Below are some records; give them all again exactly, but not the pictures.

----

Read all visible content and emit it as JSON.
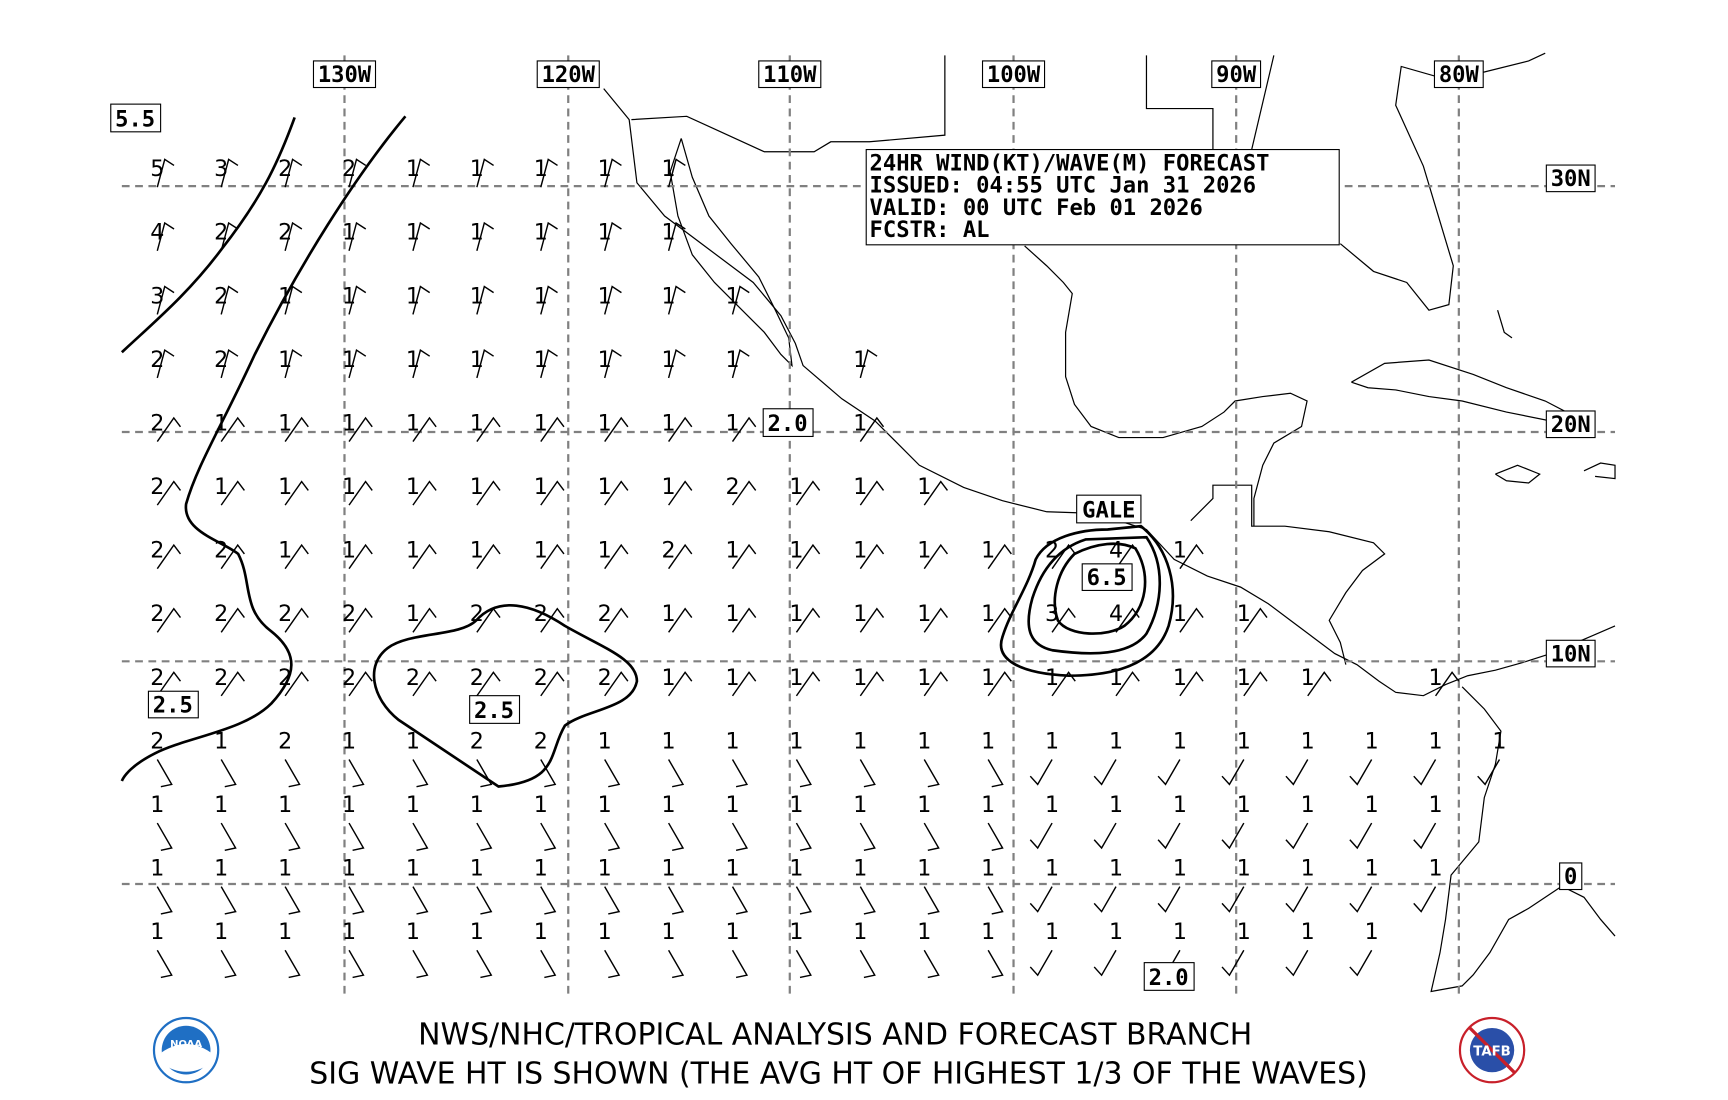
{
  "info_box": {
    "title": "24HR WIND(KT)/WAVE(M) FORECAST",
    "issued": "ISSUED: 04:55 UTC Jan 31 2026",
    "valid": "VALID: 00 UTC Feb 01 2026",
    "forecaster": "FCSTR: AL"
  },
  "longitude_labels": [
    "130W",
    "120W",
    "110W",
    "100W",
    "90W",
    "80W"
  ],
  "latitude_labels": [
    "30N",
    "20N",
    "10N",
    "0"
  ],
  "contour_labels": {
    "northwest": "5.5",
    "west": "2.5",
    "central": "2.5",
    "offshore_baja": "2.0",
    "south": "2.0",
    "tehuantepec_max": "6.5",
    "warning": "GALE"
  },
  "wave_grid": [
    [
      "5",
      "3",
      "2",
      "2",
      "1",
      "1",
      "1",
      "1",
      "1",
      "",
      "",
      "",
      "",
      "",
      "",
      "",
      "",
      "",
      "",
      "",
      "",
      ""
    ],
    [
      "4",
      "2",
      "2",
      "1",
      "1",
      "1",
      "1",
      "1",
      "1",
      "",
      "",
      "",
      "",
      "",
      "",
      "",
      "",
      "",
      "",
      "",
      "",
      ""
    ],
    [
      "3",
      "2",
      "1",
      "1",
      "1",
      "1",
      "1",
      "1",
      "1",
      "1",
      "",
      "",
      "",
      "",
      "",
      "",
      "",
      "",
      "",
      "",
      "",
      ""
    ],
    [
      "2",
      "2",
      "1",
      "1",
      "1",
      "1",
      "1",
      "1",
      "1",
      "1",
      "",
      "1",
      "",
      "",
      "",
      "",
      "",
      "",
      "",
      "",
      "",
      ""
    ],
    [
      "2",
      "1",
      "1",
      "1",
      "1",
      "1",
      "1",
      "1",
      "1",
      "1",
      "",
      "1",
      "",
      "",
      "",
      "",
      "",
      "",
      "",
      "",
      "",
      ""
    ],
    [
      "2",
      "1",
      "1",
      "1",
      "1",
      "1",
      "1",
      "1",
      "1",
      "2",
      "1",
      "1",
      "1",
      "",
      "",
      "",
      "",
      "",
      "",
      "",
      "",
      ""
    ],
    [
      "2",
      "2",
      "1",
      "1",
      "1",
      "1",
      "1",
      "1",
      "2",
      "1",
      "1",
      "1",
      "1",
      "1",
      "2",
      "4",
      "1",
      "",
      "",
      "",
      "",
      ""
    ],
    [
      "2",
      "2",
      "2",
      "2",
      "1",
      "2",
      "2",
      "2",
      "1",
      "1",
      "1",
      "1",
      "1",
      "1",
      "3",
      "4",
      "1",
      "1",
      "",
      "",
      "",
      ""
    ],
    [
      "2",
      "2",
      "2",
      "2",
      "2",
      "2",
      "2",
      "2",
      "1",
      "1",
      "1",
      "1",
      "1",
      "1",
      "1",
      "1",
      "1",
      "1",
      "1",
      "",
      "1",
      ""
    ],
    [
      "2",
      "1",
      "2",
      "1",
      "1",
      "2",
      "2",
      "1",
      "1",
      "1",
      "1",
      "1",
      "1",
      "1",
      "1",
      "1",
      "1",
      "1",
      "1",
      "1",
      "1",
      "1"
    ],
    [
      "1",
      "1",
      "1",
      "1",
      "1",
      "1",
      "1",
      "1",
      "1",
      "1",
      "1",
      "1",
      "1",
      "1",
      "1",
      "1",
      "1",
      "1",
      "1",
      "1",
      "1",
      ""
    ],
    [
      "1",
      "1",
      "1",
      "1",
      "1",
      "1",
      "1",
      "1",
      "1",
      "1",
      "1",
      "1",
      "1",
      "1",
      "1",
      "1",
      "1",
      "1",
      "1",
      "1",
      "1",
      ""
    ],
    [
      "1",
      "1",
      "1",
      "1",
      "1",
      "1",
      "1",
      "1",
      "1",
      "1",
      "1",
      "1",
      "1",
      "1",
      "1",
      "1",
      "1",
      "1",
      "1",
      "1",
      "",
      ""
    ]
  ],
  "footer": {
    "line1": "NWS/NHC/TROPICAL ANALYSIS AND FORECAST BRANCH",
    "line2": "SIG WAVE HT IS SHOWN (THE AVG HT OF HIGHEST 1/3 OF THE WAVES)",
    "noaa_logo": "NOAA",
    "tafb_logo": "TAFB"
  },
  "colors": {
    "grid": "#808080",
    "ink": "#000000",
    "noaa_blue": "#1f6fc4",
    "tafb_red": "#c8202a"
  }
}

----

• **OUTPUT BELOW**
Read all visible content and emit it as JSON.
{
  "info_box": {
    "title": "24HR WIND(KT)/WAVE(M) FORECAST",
    "issued": "ISSUED: 04:55 UTC Jan 31 2026",
    "valid": "VALID: 00 UTC Feb 01 2026",
    "forecaster": "FCSTR: AL"
  },
  "longitude_labels": [
    "130W",
    "120W",
    "110W",
    "100W",
    "90W",
    "80W"
  ],
  "latitude_labels": [
    "30N",
    "20N",
    "10N",
    "0"
  ],
  "contour_labels": {
    "northwest": "5.5",
    "west": "2.5",
    "central": "2.5",
    "offshore_baja": "2.0",
    "south": "2.0",
    "tehuantepec_max": "6.5",
    "warning": "GALE"
  },
  "wave_grid": [
    [
      "5",
      "3",
      "2",
      "2",
      "1",
      "1",
      "1",
      "1",
      "1",
      "",
      "",
      "",
      "",
      "",
      "",
      "",
      "",
      "",
      "",
      "",
      "",
      ""
    ],
    [
      "4",
      "2",
      "2",
      "1",
      "1",
      "1",
      "1",
      "1",
      "1",
      "",
      "",
      "",
      "",
      "",
      "",
      "",
      "",
      "",
      "",
      "",
      "",
      ""
    ],
    [
      "3",
      "2",
      "1",
      "1",
      "1",
      "1",
      "1",
      "1",
      "1",
      "1",
      "",
      "",
      "",
      "",
      "",
      "",
      "",
      "",
      "",
      "",
      "",
      ""
    ],
    [
      "2",
      "2",
      "1",
      "1",
      "1",
      "1",
      "1",
      "1",
      "1",
      "1",
      "",
      "1",
      "",
      "",
      "",
      "",
      "",
      "",
      "",
      "",
      "",
      ""
    ],
    [
      "2",
      "1",
      "1",
      "1",
      "1",
      "1",
      "1",
      "1",
      "1",
      "1",
      "",
      "1",
      "",
      "",
      "",
      "",
      "",
      "",
      "",
      "",
      "",
      ""
    ],
    [
      "2",
      "1",
      "1",
      "1",
      "1",
      "1",
      "1",
      "1",
      "1",
      "2",
      "1",
      "1",
      "1",
      "",
      "",
      "",
      "",
      "",
      "",
      "",
      "",
      ""
    ],
    [
      "2",
      "2",
      "1",
      "1",
      "1",
      "1",
      "1",
      "1",
      "2",
      "1",
      "1",
      "1",
      "1",
      "1",
      "2",
      "4",
      "1",
      "",
      "",
      "",
      "",
      ""
    ],
    [
      "2",
      "2",
      "2",
      "2",
      "1",
      "2",
      "2",
      "2",
      "1",
      "1",
      "1",
      "1",
      "1",
      "1",
      "3",
      "4",
      "1",
      "1",
      "",
      "",
      "",
      ""
    ],
    [
      "2",
      "2",
      "2",
      "2",
      "2",
      "2",
      "2",
      "2",
      "1",
      "1",
      "1",
      "1",
      "1",
      "1",
      "1",
      "1",
      "1",
      "1",
      "1",
      "",
      "1",
      ""
    ],
    [
      "2",
      "1",
      "2",
      "1",
      "1",
      "2",
      "2",
      "1",
      "1",
      "1",
      "1",
      "1",
      "1",
      "1",
      "1",
      "1",
      "1",
      "1",
      "1",
      "1",
      "1",
      "1"
    ],
    [
      "1",
      "1",
      "1",
      "1",
      "1",
      "1",
      "1",
      "1",
      "1",
      "1",
      "1",
      "1",
      "1",
      "1",
      "1",
      "1",
      "1",
      "1",
      "1",
      "1",
      "1",
      ""
    ],
    [
      "1",
      "1",
      "1",
      "1",
      "1",
      "1",
      "1",
      "1",
      "1",
      "1",
      "1",
      "1",
      "1",
      "1",
      "1",
      "1",
      "1",
      "1",
      "1",
      "1",
      "1",
      ""
    ],
    [
      "1",
      "1",
      "1",
      "1",
      "1",
      "1",
      "1",
      "1",
      "1",
      "1",
      "1",
      "1",
      "1",
      "1",
      "1",
      "1",
      "1",
      "1",
      "1",
      "1",
      "",
      ""
    ]
  ],
  "footer": {
    "line1": "NWS/NHC/TROPICAL ANALYSIS AND FORECAST BRANCH",
    "line2": "SIG WAVE HT IS SHOWN (THE AVG HT OF HIGHEST 1/3 OF THE WAVES)",
    "noaa_logo": "NOAA",
    "tafb_logo": "TAFB"
  },
  "colors": {
    "grid": "#808080",
    "ink": "#000000",
    "noaa_blue": "#1f6fc4",
    "tafb_red": "#c8202a"
  }
}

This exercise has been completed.